### Task details
Select all lines holding the word "ظرفشویی" from the entries that follow.

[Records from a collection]
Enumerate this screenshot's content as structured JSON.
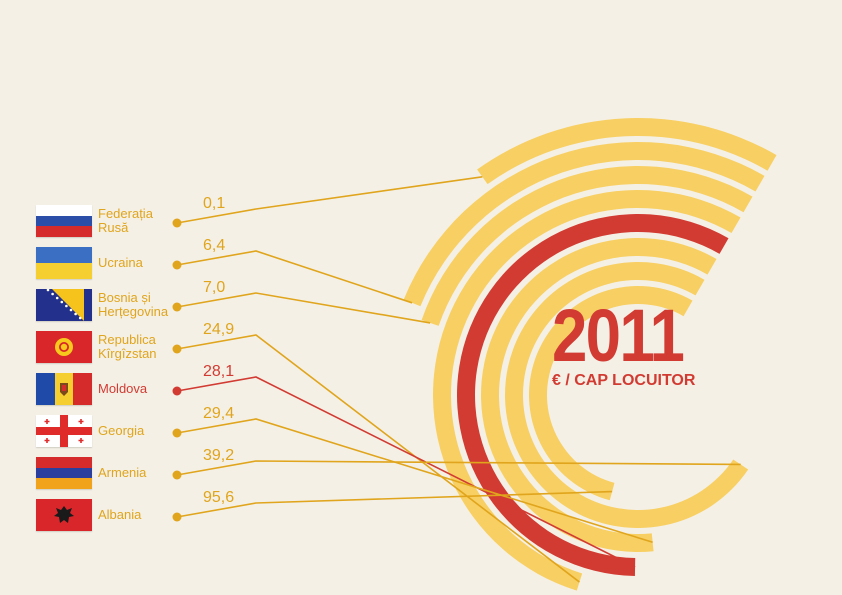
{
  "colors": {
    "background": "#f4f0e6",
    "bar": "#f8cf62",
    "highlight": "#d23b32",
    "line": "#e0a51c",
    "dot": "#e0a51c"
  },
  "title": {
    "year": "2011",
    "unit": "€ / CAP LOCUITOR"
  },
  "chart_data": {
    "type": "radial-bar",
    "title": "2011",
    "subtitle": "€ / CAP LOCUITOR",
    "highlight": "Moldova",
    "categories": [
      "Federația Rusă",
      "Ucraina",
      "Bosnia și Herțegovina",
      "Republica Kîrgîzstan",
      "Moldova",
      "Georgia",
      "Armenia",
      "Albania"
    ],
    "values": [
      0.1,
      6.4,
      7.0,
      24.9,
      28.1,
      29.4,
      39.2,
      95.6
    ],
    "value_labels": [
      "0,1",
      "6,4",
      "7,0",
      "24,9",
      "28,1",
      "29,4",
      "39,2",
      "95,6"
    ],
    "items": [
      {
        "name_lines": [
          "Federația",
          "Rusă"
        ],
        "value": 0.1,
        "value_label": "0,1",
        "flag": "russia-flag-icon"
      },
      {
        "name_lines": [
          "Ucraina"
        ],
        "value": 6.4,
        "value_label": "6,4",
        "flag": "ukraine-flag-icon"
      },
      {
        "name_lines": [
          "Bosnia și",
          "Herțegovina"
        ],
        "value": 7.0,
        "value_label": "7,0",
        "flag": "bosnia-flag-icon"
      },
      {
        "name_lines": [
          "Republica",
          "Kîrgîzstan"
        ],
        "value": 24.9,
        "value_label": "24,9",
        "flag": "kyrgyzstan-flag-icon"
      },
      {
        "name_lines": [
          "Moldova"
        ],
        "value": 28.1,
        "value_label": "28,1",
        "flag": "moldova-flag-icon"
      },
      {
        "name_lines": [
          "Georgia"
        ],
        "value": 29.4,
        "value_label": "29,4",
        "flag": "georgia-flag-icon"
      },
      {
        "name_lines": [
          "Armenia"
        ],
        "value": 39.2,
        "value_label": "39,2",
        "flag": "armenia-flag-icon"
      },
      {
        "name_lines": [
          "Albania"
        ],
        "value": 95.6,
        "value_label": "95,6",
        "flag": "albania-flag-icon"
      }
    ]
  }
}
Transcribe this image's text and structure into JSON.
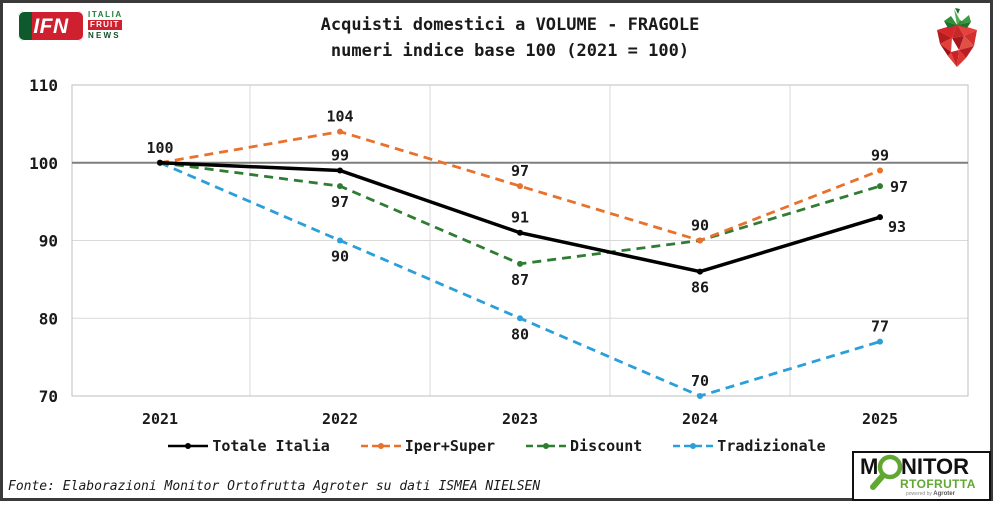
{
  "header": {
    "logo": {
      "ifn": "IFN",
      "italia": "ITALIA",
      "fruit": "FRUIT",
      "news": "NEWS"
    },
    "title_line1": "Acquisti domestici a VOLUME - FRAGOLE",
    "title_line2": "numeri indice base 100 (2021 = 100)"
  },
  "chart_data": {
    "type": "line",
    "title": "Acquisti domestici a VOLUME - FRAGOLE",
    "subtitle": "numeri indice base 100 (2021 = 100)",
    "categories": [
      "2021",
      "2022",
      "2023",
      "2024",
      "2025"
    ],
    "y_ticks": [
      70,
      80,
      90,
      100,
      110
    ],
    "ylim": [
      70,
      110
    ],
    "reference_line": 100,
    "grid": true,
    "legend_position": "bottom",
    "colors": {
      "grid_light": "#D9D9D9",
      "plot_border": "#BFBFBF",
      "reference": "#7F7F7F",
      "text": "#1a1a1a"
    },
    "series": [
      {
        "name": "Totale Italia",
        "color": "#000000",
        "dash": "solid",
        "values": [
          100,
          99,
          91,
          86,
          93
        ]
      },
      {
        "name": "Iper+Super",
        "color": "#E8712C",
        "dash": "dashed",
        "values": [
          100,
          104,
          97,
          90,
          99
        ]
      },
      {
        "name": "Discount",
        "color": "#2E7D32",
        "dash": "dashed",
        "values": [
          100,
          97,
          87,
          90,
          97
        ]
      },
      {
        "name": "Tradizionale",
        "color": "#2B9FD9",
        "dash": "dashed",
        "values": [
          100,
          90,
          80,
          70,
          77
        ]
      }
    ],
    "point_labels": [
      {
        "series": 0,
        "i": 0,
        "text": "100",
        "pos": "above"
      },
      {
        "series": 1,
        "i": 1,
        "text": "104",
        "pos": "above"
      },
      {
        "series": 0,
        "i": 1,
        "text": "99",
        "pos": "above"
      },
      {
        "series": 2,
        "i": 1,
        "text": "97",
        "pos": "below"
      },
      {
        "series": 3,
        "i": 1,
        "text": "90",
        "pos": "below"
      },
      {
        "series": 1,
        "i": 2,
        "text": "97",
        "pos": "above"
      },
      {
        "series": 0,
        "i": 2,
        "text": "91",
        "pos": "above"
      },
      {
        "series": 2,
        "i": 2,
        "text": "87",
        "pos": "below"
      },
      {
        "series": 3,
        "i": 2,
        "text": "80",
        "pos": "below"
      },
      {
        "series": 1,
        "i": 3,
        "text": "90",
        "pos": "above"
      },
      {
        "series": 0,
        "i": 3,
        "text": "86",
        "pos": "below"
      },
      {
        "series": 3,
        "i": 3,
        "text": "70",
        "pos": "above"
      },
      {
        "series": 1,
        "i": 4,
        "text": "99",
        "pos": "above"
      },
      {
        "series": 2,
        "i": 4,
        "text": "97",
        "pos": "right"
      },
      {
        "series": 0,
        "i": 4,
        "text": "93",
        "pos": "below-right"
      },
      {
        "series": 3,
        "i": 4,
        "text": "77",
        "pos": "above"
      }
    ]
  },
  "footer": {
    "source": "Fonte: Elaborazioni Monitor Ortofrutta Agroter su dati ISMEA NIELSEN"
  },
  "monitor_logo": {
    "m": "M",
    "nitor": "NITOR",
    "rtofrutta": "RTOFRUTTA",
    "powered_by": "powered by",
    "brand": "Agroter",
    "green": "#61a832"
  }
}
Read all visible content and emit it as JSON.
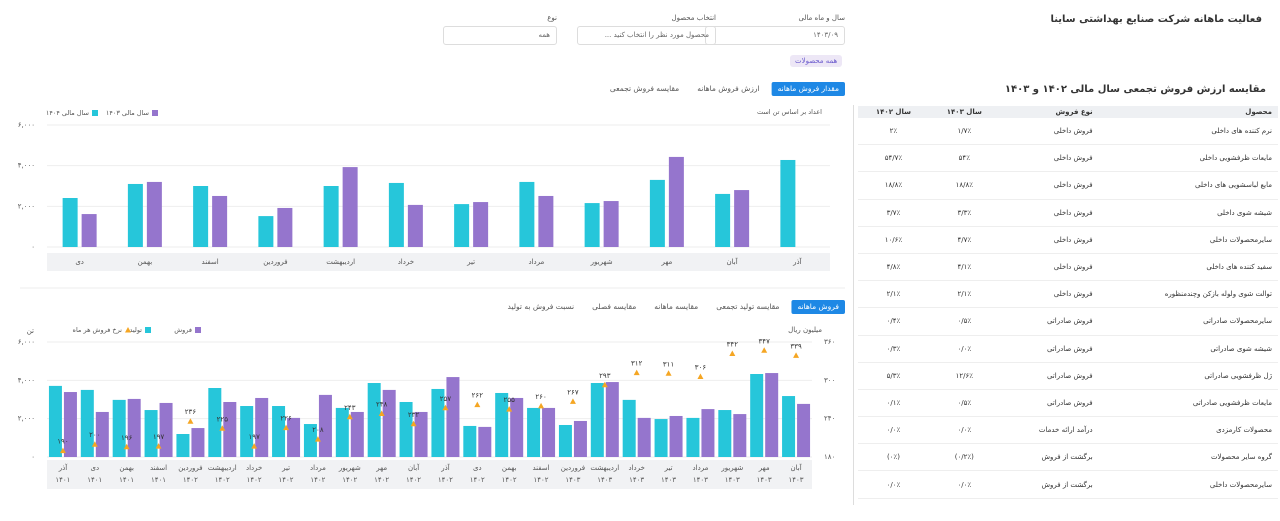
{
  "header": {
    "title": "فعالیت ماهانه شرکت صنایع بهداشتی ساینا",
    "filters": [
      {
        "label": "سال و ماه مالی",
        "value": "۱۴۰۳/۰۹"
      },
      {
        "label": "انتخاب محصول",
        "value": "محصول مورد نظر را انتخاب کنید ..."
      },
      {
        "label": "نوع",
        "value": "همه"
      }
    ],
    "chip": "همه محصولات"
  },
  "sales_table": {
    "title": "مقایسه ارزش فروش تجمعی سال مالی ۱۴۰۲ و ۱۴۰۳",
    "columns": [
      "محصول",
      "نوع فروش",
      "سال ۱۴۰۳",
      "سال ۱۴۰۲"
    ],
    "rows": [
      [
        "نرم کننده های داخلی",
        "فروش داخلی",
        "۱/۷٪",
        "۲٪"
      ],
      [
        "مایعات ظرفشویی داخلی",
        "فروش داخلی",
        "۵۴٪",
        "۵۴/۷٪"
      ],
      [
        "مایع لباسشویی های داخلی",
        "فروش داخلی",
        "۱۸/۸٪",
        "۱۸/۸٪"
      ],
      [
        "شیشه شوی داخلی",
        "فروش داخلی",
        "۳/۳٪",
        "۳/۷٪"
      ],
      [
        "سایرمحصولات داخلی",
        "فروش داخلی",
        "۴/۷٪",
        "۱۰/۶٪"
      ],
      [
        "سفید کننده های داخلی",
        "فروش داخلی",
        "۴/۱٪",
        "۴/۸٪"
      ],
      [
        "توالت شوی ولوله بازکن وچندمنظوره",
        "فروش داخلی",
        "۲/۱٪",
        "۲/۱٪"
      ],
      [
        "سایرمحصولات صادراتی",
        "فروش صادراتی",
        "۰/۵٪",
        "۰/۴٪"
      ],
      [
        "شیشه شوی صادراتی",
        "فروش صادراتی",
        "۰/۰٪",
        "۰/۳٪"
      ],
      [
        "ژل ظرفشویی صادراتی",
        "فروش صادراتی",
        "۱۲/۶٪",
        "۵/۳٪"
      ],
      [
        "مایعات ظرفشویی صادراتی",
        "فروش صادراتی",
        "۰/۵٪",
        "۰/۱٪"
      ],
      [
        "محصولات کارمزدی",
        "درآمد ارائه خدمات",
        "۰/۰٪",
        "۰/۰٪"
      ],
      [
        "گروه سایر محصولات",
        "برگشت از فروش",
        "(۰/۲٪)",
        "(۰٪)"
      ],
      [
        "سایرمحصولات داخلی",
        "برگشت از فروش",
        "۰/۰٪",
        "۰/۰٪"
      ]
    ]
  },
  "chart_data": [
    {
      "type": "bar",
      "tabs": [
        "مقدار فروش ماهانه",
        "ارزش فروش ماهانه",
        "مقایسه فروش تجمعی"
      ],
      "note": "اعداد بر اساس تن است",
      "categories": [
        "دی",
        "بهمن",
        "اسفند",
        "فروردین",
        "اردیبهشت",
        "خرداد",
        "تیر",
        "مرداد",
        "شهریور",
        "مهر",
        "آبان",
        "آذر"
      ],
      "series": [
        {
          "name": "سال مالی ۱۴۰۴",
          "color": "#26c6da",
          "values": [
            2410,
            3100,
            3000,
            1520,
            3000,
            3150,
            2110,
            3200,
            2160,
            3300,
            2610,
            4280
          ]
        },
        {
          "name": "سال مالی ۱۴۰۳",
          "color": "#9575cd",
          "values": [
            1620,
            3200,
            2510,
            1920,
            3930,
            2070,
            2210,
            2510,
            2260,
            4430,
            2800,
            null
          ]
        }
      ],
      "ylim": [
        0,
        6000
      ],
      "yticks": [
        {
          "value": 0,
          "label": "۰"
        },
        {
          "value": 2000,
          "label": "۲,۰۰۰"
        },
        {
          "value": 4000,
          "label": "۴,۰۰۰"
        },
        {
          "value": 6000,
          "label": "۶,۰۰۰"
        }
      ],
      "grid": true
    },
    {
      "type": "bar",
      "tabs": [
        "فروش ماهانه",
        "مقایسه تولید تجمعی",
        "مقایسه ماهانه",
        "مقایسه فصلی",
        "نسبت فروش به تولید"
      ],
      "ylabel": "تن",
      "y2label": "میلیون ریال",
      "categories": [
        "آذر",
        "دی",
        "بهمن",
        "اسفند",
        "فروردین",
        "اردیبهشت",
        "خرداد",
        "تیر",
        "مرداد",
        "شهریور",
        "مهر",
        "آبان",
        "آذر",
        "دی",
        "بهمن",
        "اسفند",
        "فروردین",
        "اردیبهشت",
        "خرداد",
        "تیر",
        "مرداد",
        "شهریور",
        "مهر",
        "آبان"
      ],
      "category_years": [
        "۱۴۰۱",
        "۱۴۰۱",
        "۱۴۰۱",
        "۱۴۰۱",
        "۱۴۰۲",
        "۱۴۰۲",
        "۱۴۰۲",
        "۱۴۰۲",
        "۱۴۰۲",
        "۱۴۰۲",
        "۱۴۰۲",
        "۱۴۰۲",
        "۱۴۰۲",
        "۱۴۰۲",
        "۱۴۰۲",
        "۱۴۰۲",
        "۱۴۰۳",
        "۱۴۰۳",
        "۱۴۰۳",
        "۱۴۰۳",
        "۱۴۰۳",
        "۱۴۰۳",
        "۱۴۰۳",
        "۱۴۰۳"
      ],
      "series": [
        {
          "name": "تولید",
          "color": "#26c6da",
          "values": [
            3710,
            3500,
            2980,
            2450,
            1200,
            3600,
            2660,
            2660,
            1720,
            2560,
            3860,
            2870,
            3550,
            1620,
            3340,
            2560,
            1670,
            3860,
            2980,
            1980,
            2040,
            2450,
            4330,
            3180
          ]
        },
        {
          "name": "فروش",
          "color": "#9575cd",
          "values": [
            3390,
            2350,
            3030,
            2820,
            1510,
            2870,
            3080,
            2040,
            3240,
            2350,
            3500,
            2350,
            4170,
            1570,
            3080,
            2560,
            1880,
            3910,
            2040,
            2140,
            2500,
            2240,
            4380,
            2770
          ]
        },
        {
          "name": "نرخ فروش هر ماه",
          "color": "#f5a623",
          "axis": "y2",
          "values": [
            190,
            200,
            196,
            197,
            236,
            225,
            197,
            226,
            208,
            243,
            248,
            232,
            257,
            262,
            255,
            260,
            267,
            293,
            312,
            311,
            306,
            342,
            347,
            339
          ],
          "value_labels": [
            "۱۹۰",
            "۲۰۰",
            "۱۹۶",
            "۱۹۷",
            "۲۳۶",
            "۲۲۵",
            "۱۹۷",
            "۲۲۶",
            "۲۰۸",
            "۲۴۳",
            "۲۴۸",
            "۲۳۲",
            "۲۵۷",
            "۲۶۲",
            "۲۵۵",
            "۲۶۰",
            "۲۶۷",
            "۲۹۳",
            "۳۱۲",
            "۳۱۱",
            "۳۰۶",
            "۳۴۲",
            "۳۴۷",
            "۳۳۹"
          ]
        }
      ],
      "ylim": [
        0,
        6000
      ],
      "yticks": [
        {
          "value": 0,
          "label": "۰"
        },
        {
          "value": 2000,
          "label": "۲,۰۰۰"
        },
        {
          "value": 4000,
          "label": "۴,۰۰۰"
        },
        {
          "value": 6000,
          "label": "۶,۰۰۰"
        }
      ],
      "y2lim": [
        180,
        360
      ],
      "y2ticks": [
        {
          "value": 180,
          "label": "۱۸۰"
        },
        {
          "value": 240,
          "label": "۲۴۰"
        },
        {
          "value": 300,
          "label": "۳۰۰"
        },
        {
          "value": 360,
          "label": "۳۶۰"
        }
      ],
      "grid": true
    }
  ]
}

### Output of the task
        "مایعات ظرفشویی داخلی",
        "ژل ظرفشویی صادراتی",
        "مایعات ظرفشویی صادراتی",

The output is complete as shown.